Task description: Write out each line that follows exactly as it stands, without the pictures.
## begin Stored rows
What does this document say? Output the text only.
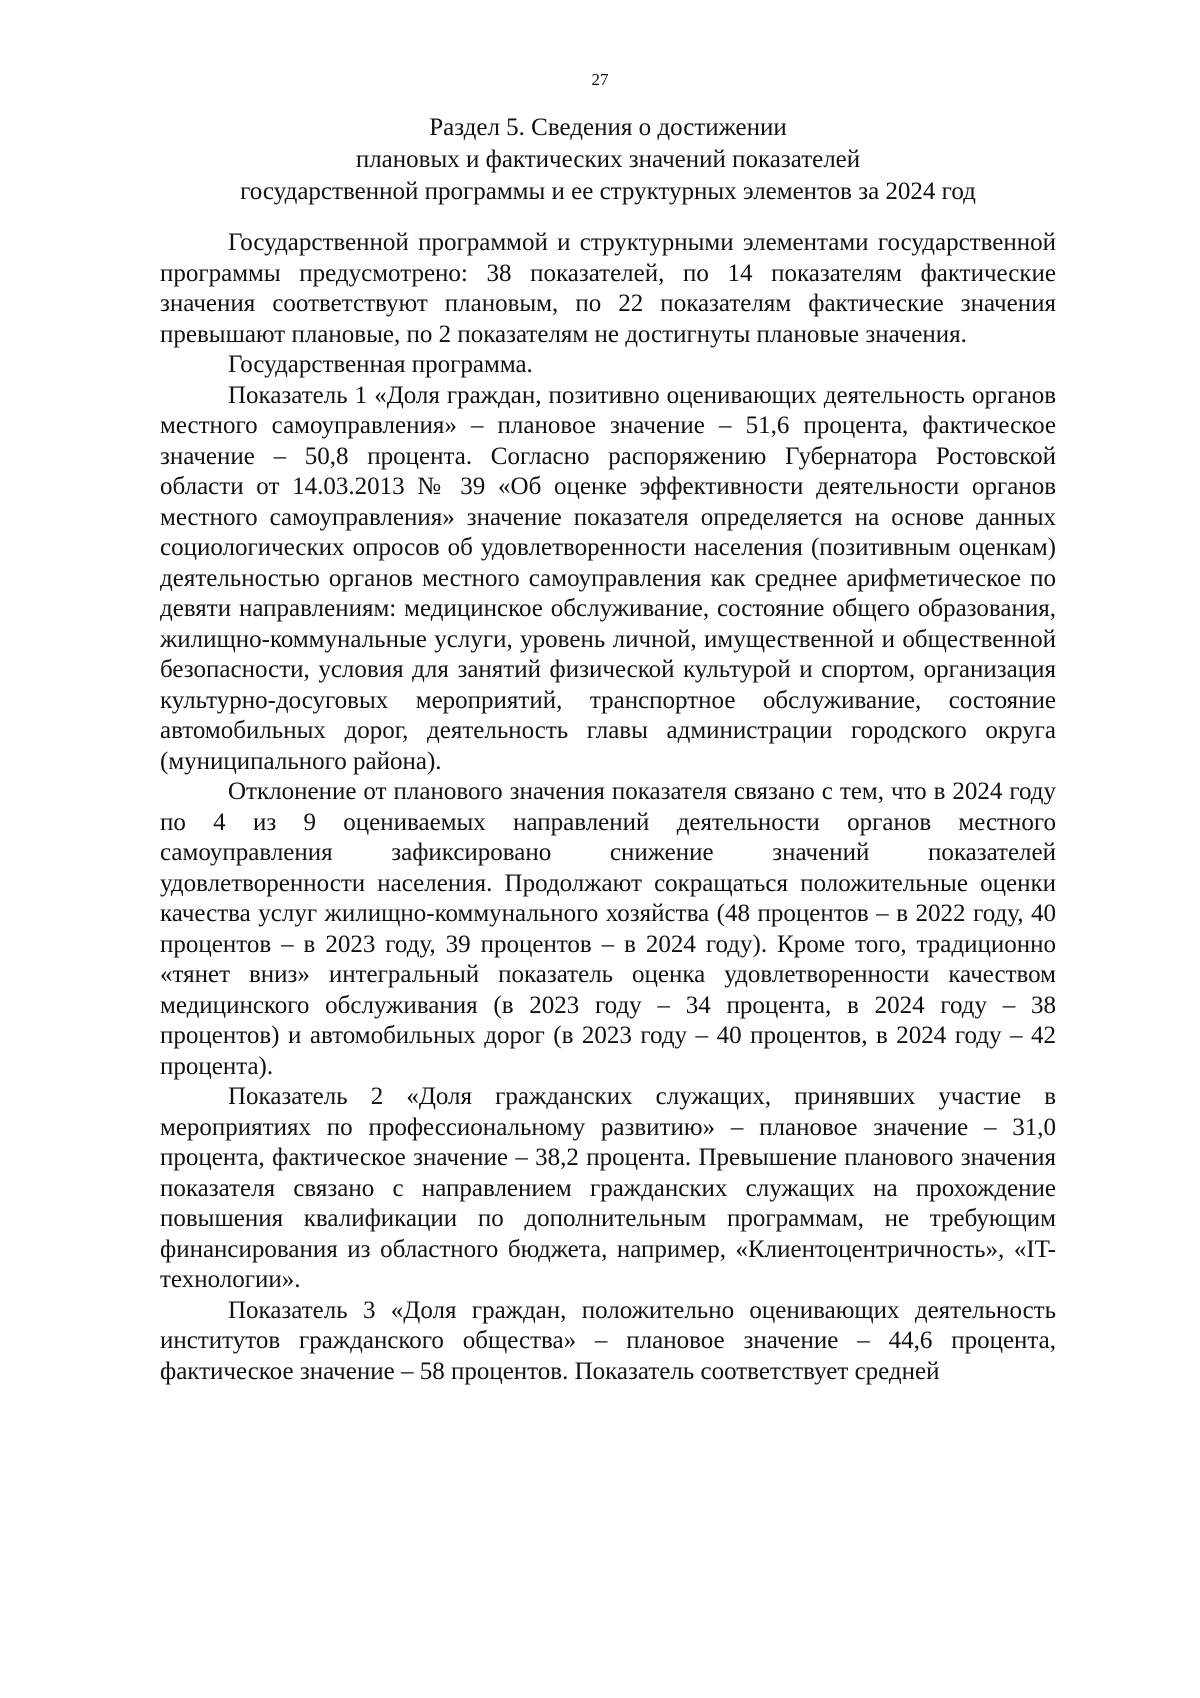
27
Раздел 5. Сведения о достижении
плановых и фактических значений показателей
государственной программы и ее структурных элементов за 2024 год

Государственной программой и структурными элементами государственной программы предусмотрено: 38 показателей, по 14 показателям фактические значения соответствуют плановым, по 22 показателям фактические значения превышают плановые, по 2 показателям не достигнуты плановые значения.

Государственная программа.

Показатель 1 «Доля граждан, позитивно оценивающих деятельность органов местного самоуправления» – плановое значение – 51,6 процента, фактическое значение – 50,8 процента. Согласно распоряжению Губернатора Ростовской области от 14.03.2013 № 39 «Об оценке эффективности деятельности органов местного самоуправления» значение показателя определяется на основе данных социологических опросов об удовлетворенности населения (позитивным оценкам) деятельностью органов местного самоуправления как среднее арифметическое по девяти направлениям: медицинское обслуживание, состояние общего образования, жилищно-коммунальные услуги, уровень личной, имущественной и общественной безопасности, условия для занятий физической культурой и спортом, организация культурно-досуговых мероприятий, транспортное обслуживание, состояние автомобильных дорог, деятельность главы администрации городского округа (муниципального района).

Отклонение от планового значения показателя связано с тем, что в 2024 году по 4 из 9 оцениваемых направлений деятельности органов местного самоуправления зафиксировано снижение значений показателей удовлетворенности населения. Продолжают сокращаться положительные оценки качества услуг жилищно-коммунального хозяйства (48 процентов – в 2022 году, 40 процентов – в 2023 году, 39 процентов – в 2024 году). Кроме того, традиционно «тянет вниз» интегральный показатель оценка удовлетворенности качеством медицинского обслуживания (в 2023 году – 34 процента, в 2024 году – 38 процентов) и автомобильных дорог (в 2023 году – 40 процентов, в 2024 году – 42 процента).

Показатель 2 «Доля гражданских служащих, принявших участие в мероприятиях по профессиональному развитию» – плановое значение – 31,0 процента, фактическое значение – 38,2 процента. Превышение планового значения показателя связано с направлением гражданских служащих на прохождение повышения квалификации по дополнительным программам, не требующим финансирования из областного бюджета, например, «Клиентоцентричность», «IT-технологии».

Показатель 3 «Доля граждан, положительно оценивающих деятельность институтов гражданского общества» – плановое значение – 44,6 процента, фактическое значение – 58 процентов. Показатель соответствует средней
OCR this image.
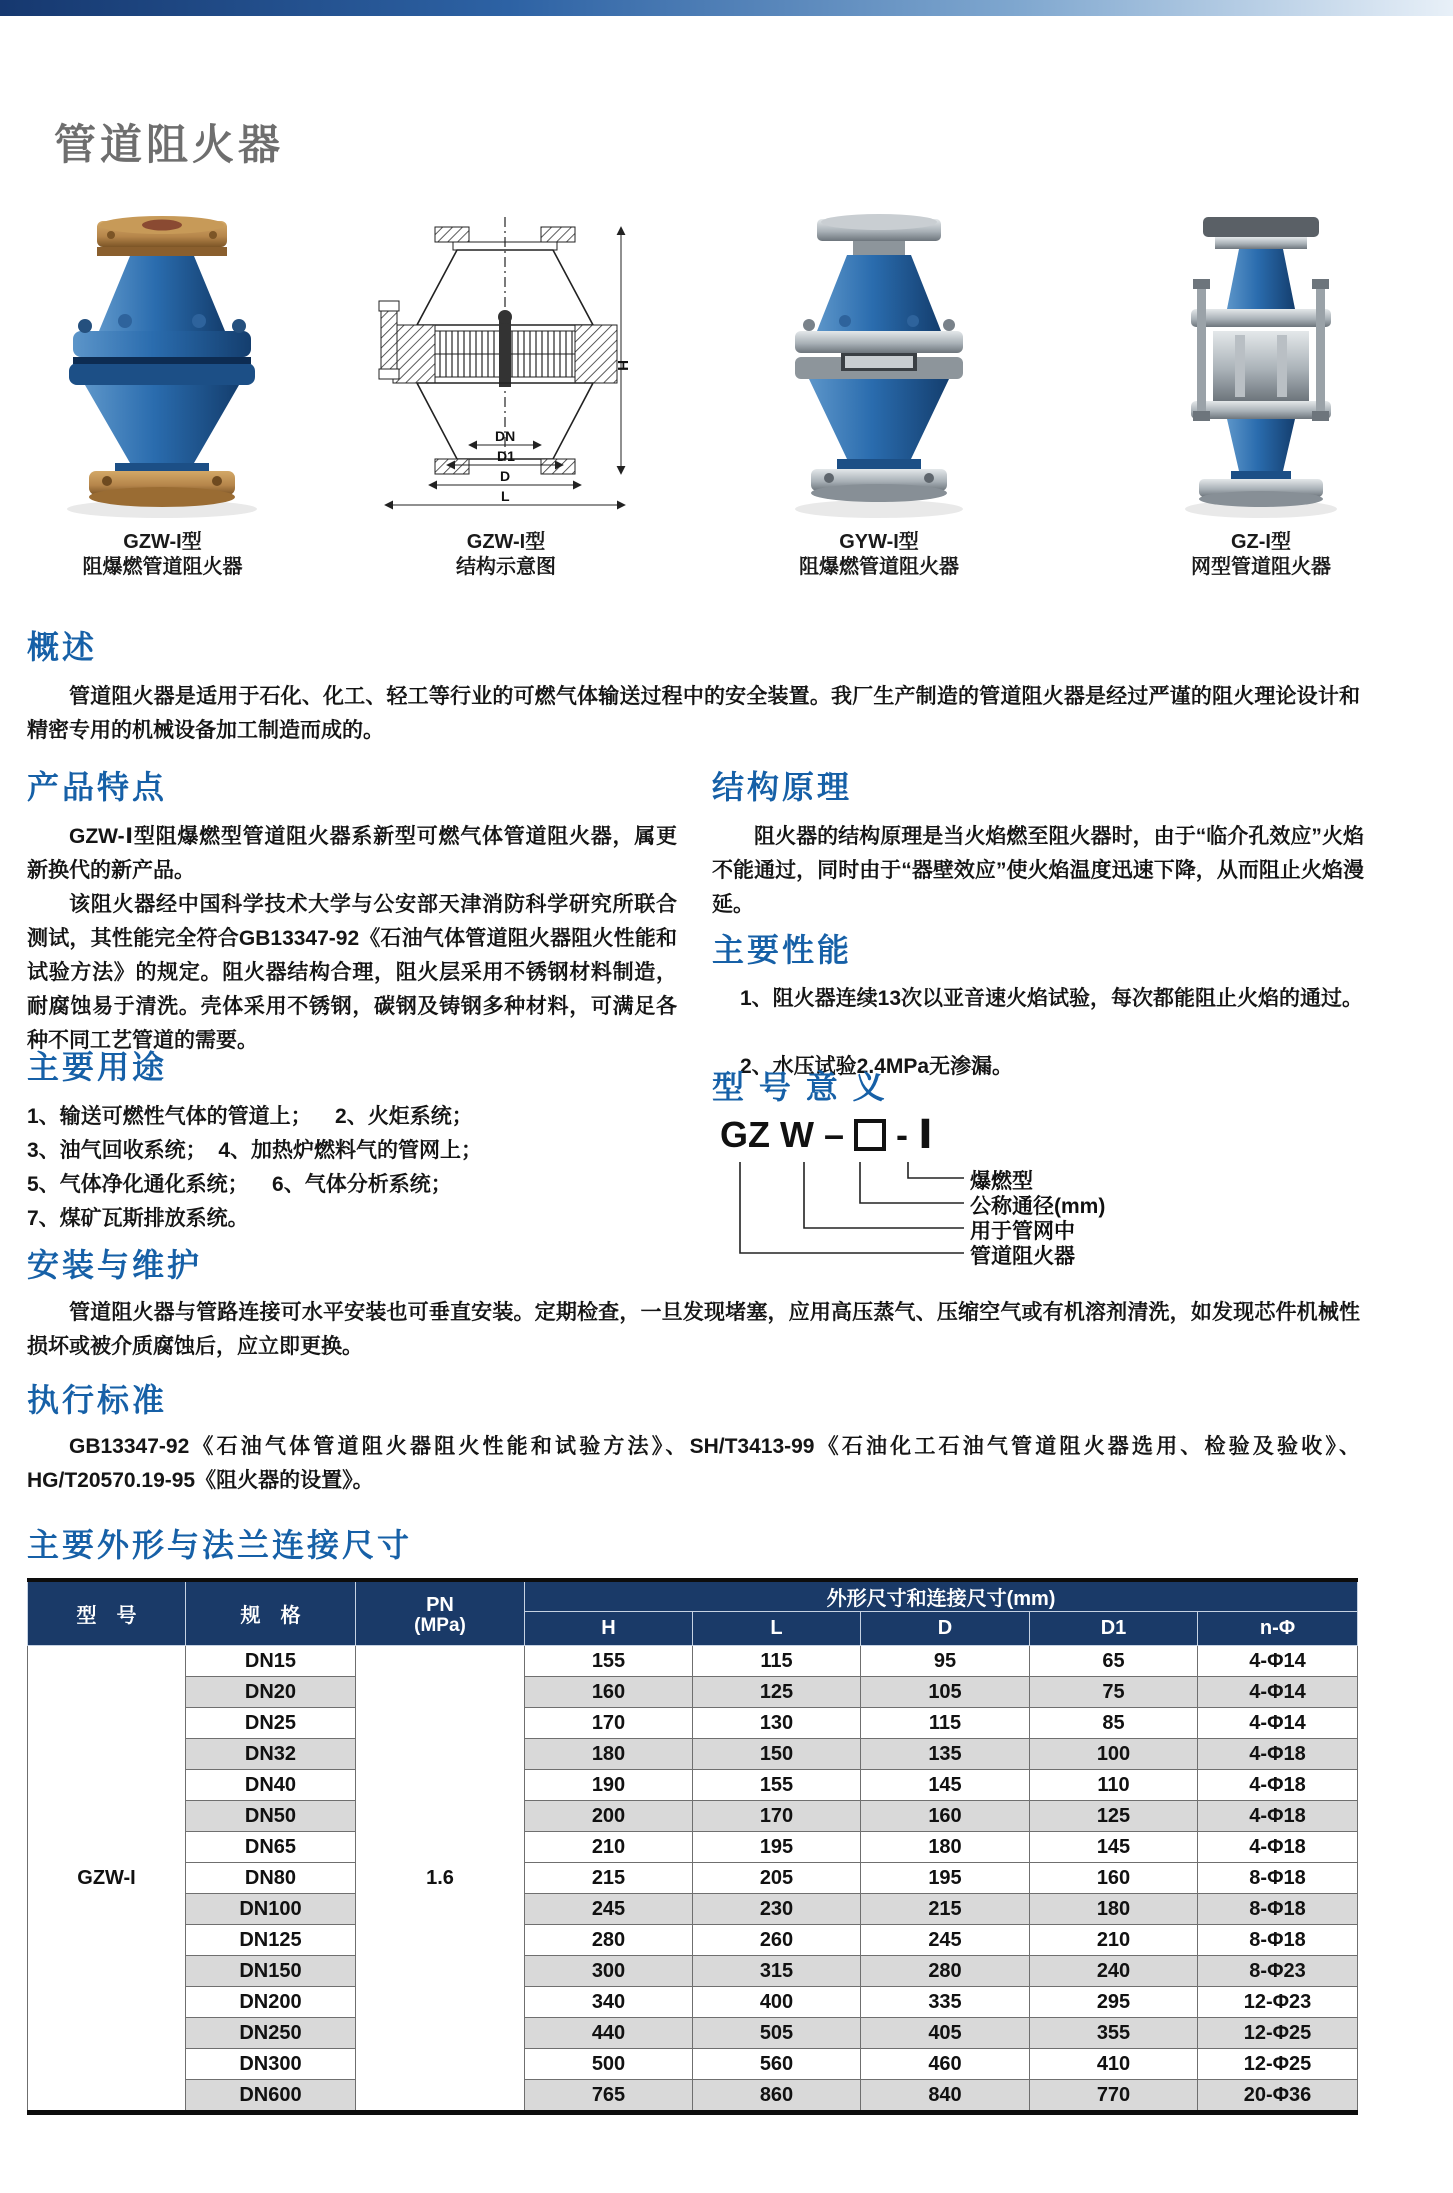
管道阻火器
GZW-I型
阻爆燃管道阻火器
H
DN
D1
D
L
GZW-I型
结构示意图
GYW-I型
阻爆燃管道阻火器
GZ-I型
网型管道阻火器
概述
管道阻火器是适用于石化、化工、轻工等行业的可燃气体输送过程中的安全装置。我厂生产制造的管道阻火器是经过严谨的阻火理论设计和精密专用的机械设备加工制造而成的。
产品特点
GZW-Ⅰ型阻爆燃型管道阻火器系新型可燃气体管道阻火器，属更新换代的新产品。
该阻火器经中国科学技术大学与公安部天津消防科学研究所联合测试，其性能完全符合GB13347-92《石油气体管道阻火器阻火性能和试验方法》的规定。阻火器结构合理，阻火层采用不锈钢材料制造，耐腐蚀易于清洗。壳体采用不锈钢，碳钢及铸钢多种材料，可满足各种不同工艺管道的需要。
结构原理
阻火器的结构原理是当火焰燃至阻火器时，由于“临介孔效应”火焰不能通过，同时由于“器壁效应”使火焰温度迅速下降，从而阻止火焰漫延。
主要性能
1、阻火器连续13次以亚音速火焰试验，每次都能阻止火焰的通过。
2、水压试验2.4MPa无渗漏。
主要用途
1、输送可燃性气体的管道上；    2、火炬系统；
3、油气回收系统；  4、加热炉燃料气的管网上；
5、气体净化通化系统；    6、气体分析系统；
7、煤矿瓦斯排放系统。
型 号 意 义
GZ W – - Ⅰ
爆燃型
公称通径(mm)
用于管网中
管道阻火器
安装与维护
管道阻火器与管路连接可水平安装也可垂直安装。定期检查，一旦发现堵塞，应用高压蒸气、压缩空气或有机溶剂清洗，如发现芯件机械性损坏或被介质腐蚀后，应立即更换。
执行标准
GB13347-92《石油气体管道阻火器阻火性能和试验方法》、SH/T3413-99《石油化工石油气管道阻火器选用、检验及验收》、HG/T20570.19-95《阻火器的设置》。
主要外形与法兰连接尺寸
型　号	规　格	PN
(MPa)	外形尺寸和连接尺寸(mm)				
			H	L	D	D1	n-Φ
GZW-I	DN15	1.6	155	115	95	65	4-Φ14
	DN20		160	125	105	75	4-Φ14
	DN25		170	130	115	85	4-Φ14
	DN32		180	150	135	100	4-Φ18
	DN40		190	155	145	110	4-Φ18
	DN50		200	170	160	125	4-Φ18
	DN65		210	195	180	145	4-Φ18
	DN80		215	205	195	160	8-Φ18
	DN100		245	230	215	180	8-Φ18
	DN125		280	260	245	210	8-Φ18
	DN150		300	315	280	240	8-Φ23
	DN200		340	400	335	295	12-Φ23
	DN250		440	505	405	355	12-Φ25
	DN300		500	560	460	410	12-Φ25
	DN600		765	860	840	770	20-Φ36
## end Stored rows
Finished task:
What does this document say? Output the text only.
27
Раздел 5. Сведения о достижении
плановых и фактических значений показателей
государственной программы и ее структурных элементов за 2024 год

Государственной программой и структурными элементами государственной программы предусмотрено: 38 показателей, по 14 показателям фактические значения соответствуют плановым, по 22 показателям фактические значения превышают плановые, по 2 показателям не достигнуты плановые значения.

Государственная программа.

Показатель 1 «Доля граждан, позитивно оценивающих деятельность органов местного самоуправления» – плановое значение – 51,6 процента, фактическое значение – 50,8 процента. Согласно распоряжению Губернатора Ростовской области от 14.03.2013 № 39 «Об оценке эффективности деятельности органов местного самоуправления» значение показателя определяется на основе данных социологических опросов об удовлетворенности населения (позитивным оценкам) деятельностью органов местного самоуправления как среднее арифметическое по девяти направлениям: медицинское обслуживание, состояние общего образования, жилищно-коммунальные услуги, уровень личной, имущественной и общественной безопасности, условия для занятий физической культурой и спортом, организация культурно-досуговых мероприятий, транспортное обслуживание, состояние автомобильных дорог, деятельность главы администрации городского округа (муниципального района).

Отклонение от планового значения показателя связано с тем, что в 2024 году по 4 из 9 оцениваемых направлений деятельности органов местного самоуправления зафиксировано снижение значений показателей удовлетворенности населения. Продолжают сокращаться положительные оценки качества услуг жилищно-коммунального хозяйства (48 процентов – в 2022 году, 40 процентов – в 2023 году, 39 процентов – в 2024 году). Кроме того, традиционно «тянет вниз» интегральный показатель оценка удовлетворенности качеством медицинского обслуживания (в 2023 году – 34 процента, в 2024 году – 38 процентов) и автомобильных дорог (в 2023 году – 40 процентов, в 2024 году – 42 процента).

Показатель 2 «Доля гражданских служащих, принявших участие в мероприятиях по профессиональному развитию» – плановое значение – 31,0 процента, фактическое значение – 38,2 процента. Превышение планового значения показателя связано с направлением гражданских служащих на прохождение повышения квалификации по дополнительным программам, не требующим финансирования из областного бюджета, например, «Клиентоцентричность», «IT-технологии».

Показатель 3 «Доля граждан, положительно оценивающих деятельность институтов гражданского общества» – плановое значение – 44,6 процента, фактическое значение – 58 процентов. Показатель соответствует средней
OCR this image.
管道阻火器
GZW-I型
阻爆燃管道阻火器
H
DN
D1
D
L
GZW-I型
结构示意图
GYW-I型
阻爆燃管道阻火器
GZ-I型
网型管道阻火器
概述
管道阻火器是适用于石化、化工、轻工等行业的可燃气体输送过程中的安全装置。我厂生产制造的管道阻火器是经过严谨的阻火理论设计和精密专用的机械设备加工制造而成的。
产品特点
GZW-Ⅰ型阻爆燃型管道阻火器系新型可燃气体管道阻火器，属更新换代的新产品。
该阻火器经中国科学技术大学与公安部天津消防科学研究所联合测试，其性能完全符合GB13347-92《石油气体管道阻火器阻火性能和试验方法》的规定。阻火器结构合理，阻火层采用不锈钢材料制造，耐腐蚀易于清洗。壳体采用不锈钢，碳钢及铸钢多种材料，可满足各种不同工艺管道的需要。
结构原理
阻火器的结构原理是当火焰燃至阻火器时，由于“临介孔效应”火焰不能通过，同时由于“器壁效应”使火焰温度迅速下降，从而阻止火焰漫延。
主要性能
1、阻火器连续13次以亚音速火焰试验，每次都能阻止火焰的通过。
2、水压试验2.4MPa无渗漏。
主要用途
1、输送可燃性气体的管道上；    2、火炬系统；
3、油气回收系统；  4、加热炉燃料气的管网上；
5、气体净化通化系统；    6、气体分析系统；
7、煤矿瓦斯排放系统。
型 号 意 义
GZ W – - Ⅰ
爆燃型
公称通径(mm)
用于管网中
管道阻火器
安装与维护
管道阻火器与管路连接可水平安装也可垂直安装。定期检查，一旦发现堵塞，应用高压蒸气、压缩空气或有机溶剂清洗，如发现芯件机械性损坏或被介质腐蚀后，应立即更换。
执行标准
GB13347-92《石油气体管道阻火器阻火性能和试验方法》、SH/T3413-99《石油化工石油气管道阻火器选用、检验及验收》、HG/T20570.19-95《阻火器的设置》。
主要外形与法兰连接尺寸
型　号	规　格	PN
(MPa)	外形尺寸和连接尺寸(mm)				
			H	L	D	D1	n-Φ
GZW-I	DN15	1.6	155	115	95	65	4-Φ14
	DN20		160	125	105	75	4-Φ14
	DN25		170	130	115	85	4-Φ14
	DN32		180	150	135	100	4-Φ18
	DN40		190	155	145	110	4-Φ18
	DN50		200	170	160	125	4-Φ18
	DN65		210	195	180	145	4-Φ18
	DN80		215	205	195	160	8-Φ18
	DN100		245	230	215	180	8-Φ18
	DN125		280	260	245	210	8-Φ18
	DN150		300	315	280	240	8-Φ23
	DN200		340	400	335	295	12-Φ23
	DN250		440	505	405	355	12-Φ25
	DN300		500	560	460	410	12-Φ25
	DN600		765	860	840	770	20-Φ36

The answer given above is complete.